* _Brief_: Write out all the lines again, precisely as they stand, but without the images.

-------- Material shown --------

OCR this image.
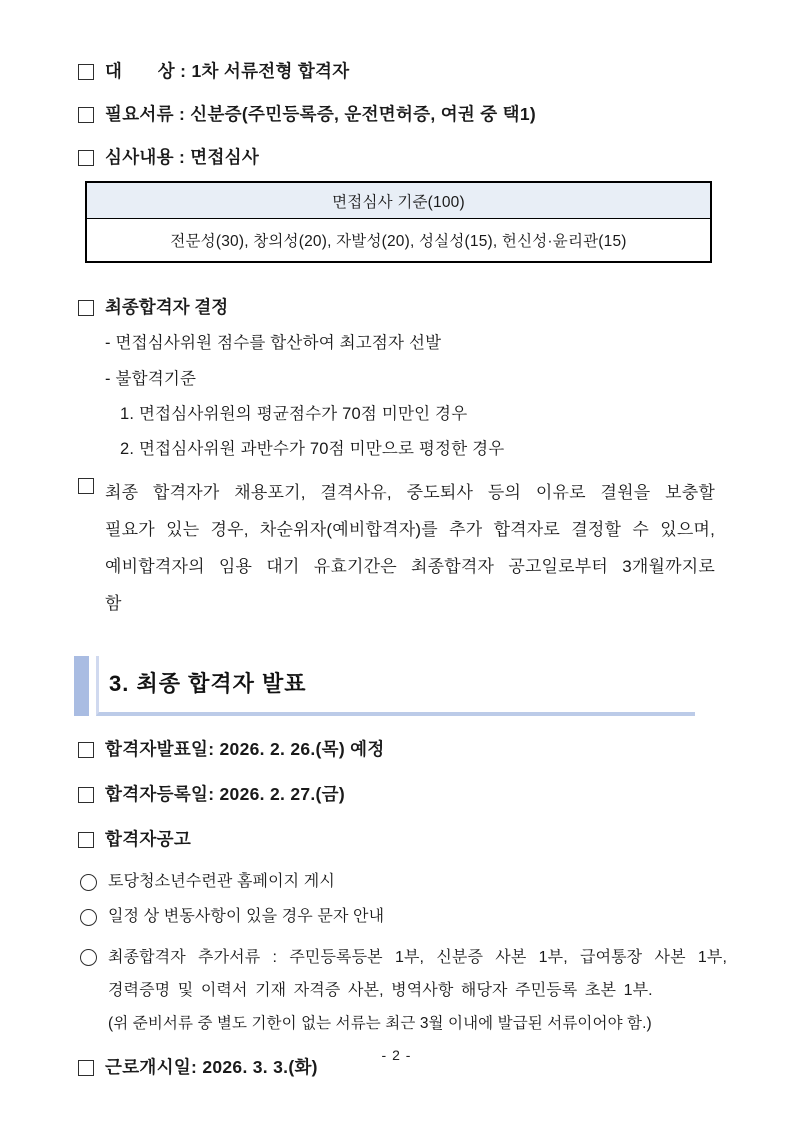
대　　상 : 1차 서류전형 합격자
필요서류 : 신분증(주민등록증, 운전면허증, 여권 중 택1)
심사내용 : 면접심사
면접심사 기준(100)
전문성(30), 창의성(20), 자발성(20), 성실성(15), 헌신성·윤리관(15)
최종합격자 결정
- 면접심사위원 점수를 합산하여 최고점자 선발
- 불합격기준
1. 면접심사위원의 평균점수가 70점 미만인 경우
2. 면접심사위원 과반수가 70점 미만으로 평정한 경우
최종 합격자가 채용포기, 결격사유, 중도퇴사 등의 이유로 결원을 보충할 필요가 있는 경우, 차순위자(예비합격자)를 추가 합격자로 결정할 수 있으며, 예비합격자의 임용 대기 유효기간은 최종합격자 공고일로부터 3개월까지로 함
3. 최종 합격자 발표
합격자발표일: 2026. 2. 26.(목) 예정
합격자등록일: 2026. 2. 27.(금)
합격자공고
토당청소년수련관 홈페이지 게시
일정 상 변동사항이 있을 경우 문자 안내
최종합격자 추가서류 : 주민등록등본 1부, 신분증 사본 1부, 급여통장 사본 1부, 경력증명 및 이력서 기재 자격증 사본, 병역사항 해당자 주민등록 초본 1부.
(위 준비서류 중 별도 기한이 없는 서류는 최근 3월 이내에 발급된 서류이어야 함.)
근로개시일: 2026. 3. 3.(화)
- 2 -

--------

* _Right answer_:
OCR this image.
대　　상 : 1차 서류전형 합격자
필요서류 : 신분증(주민등록증, 운전면허증, 여권 중 택1)
심사내용 : 면접심사
면접심사 기준(100)
전문성(30), 창의성(20), 자발성(20), 성실성(15), 헌신성·윤리관(15)
최종합격자 결정
- 면접심사위원 점수를 합산하여 최고점자 선발
- 불합격기준
1. 면접심사위원의 평균점수가 70점 미만인 경우
2. 면접심사위원 과반수가 70점 미만으로 평정한 경우
최종 합격자가 채용포기, 결격사유, 중도퇴사 등의 이유로 결원을 보충할 필요가 있는 경우, 차순위자(예비합격자)를 추가 합격자로 결정할 수 있으며, 예비합격자의 임용 대기 유효기간은 최종합격자 공고일로부터 3개월까지로 함
3. 최종 합격자 발표
합격자발표일: 2026. 2. 26.(목) 예정
합격자등록일: 2026. 2. 27.(금)
합격자공고
토당청소년수련관 홈페이지 게시
일정 상 변동사항이 있을 경우 문자 안내
최종합격자 추가서류 : 주민등록등본 1부, 신분증 사본 1부, 급여통장 사본 1부, 경력증명 및 이력서 기재 자격증 사본, 병역사항 해당자 주민등록 초본 1부.
(위 준비서류 중 별도 기한이 없는 서류는 최근 3월 이내에 발급된 서류이어야 함.)
근로개시일: 2026. 3. 3.(화)
- 2 -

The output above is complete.